[START OF LISTED RECORDS]

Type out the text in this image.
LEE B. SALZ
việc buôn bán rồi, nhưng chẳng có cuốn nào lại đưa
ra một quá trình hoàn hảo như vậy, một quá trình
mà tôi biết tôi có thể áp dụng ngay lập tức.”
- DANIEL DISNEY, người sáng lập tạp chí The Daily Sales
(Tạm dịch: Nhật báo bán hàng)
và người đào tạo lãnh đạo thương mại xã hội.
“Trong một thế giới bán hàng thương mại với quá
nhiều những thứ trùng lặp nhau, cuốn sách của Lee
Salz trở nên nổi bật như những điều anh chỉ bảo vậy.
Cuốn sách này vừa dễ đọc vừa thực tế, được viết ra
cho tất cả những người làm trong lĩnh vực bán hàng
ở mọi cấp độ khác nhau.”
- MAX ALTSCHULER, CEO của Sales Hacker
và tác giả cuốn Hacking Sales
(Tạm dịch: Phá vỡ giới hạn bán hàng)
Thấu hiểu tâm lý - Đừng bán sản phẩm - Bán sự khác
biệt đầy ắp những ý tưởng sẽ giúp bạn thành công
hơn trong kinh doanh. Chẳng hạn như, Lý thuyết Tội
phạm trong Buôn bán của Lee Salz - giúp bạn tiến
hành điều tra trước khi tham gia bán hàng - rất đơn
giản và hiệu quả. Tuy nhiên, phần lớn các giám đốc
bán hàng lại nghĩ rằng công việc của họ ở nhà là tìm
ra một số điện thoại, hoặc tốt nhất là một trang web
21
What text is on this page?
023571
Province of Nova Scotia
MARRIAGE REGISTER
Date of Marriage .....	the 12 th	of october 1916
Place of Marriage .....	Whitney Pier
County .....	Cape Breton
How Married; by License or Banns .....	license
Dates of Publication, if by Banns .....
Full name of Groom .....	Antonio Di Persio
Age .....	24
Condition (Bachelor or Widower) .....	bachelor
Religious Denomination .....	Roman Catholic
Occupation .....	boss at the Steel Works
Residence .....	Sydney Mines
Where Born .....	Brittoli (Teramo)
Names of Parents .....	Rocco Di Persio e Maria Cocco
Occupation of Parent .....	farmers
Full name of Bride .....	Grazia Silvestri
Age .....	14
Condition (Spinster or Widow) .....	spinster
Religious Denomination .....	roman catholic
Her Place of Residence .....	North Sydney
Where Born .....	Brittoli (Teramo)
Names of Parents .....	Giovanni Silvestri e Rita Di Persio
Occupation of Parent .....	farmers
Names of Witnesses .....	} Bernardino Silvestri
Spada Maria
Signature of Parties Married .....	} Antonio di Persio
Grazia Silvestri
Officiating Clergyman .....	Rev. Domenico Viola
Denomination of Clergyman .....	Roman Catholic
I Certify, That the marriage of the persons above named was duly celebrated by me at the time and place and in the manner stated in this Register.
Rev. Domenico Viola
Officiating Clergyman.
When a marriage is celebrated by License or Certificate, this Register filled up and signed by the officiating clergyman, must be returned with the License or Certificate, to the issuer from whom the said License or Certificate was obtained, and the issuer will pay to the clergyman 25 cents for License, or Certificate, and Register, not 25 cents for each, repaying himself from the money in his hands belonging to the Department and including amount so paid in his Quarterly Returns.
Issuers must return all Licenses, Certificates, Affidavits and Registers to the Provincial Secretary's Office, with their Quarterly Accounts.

[END OF LISTED RECORDS]

◆ EXERCISE TASK: Return every line holding the word "Viola" from the records.

◆ TASK SOLUTION:
Officiating Clergyman .....	Rev. Domenico Viola
Rev. Domenico Viola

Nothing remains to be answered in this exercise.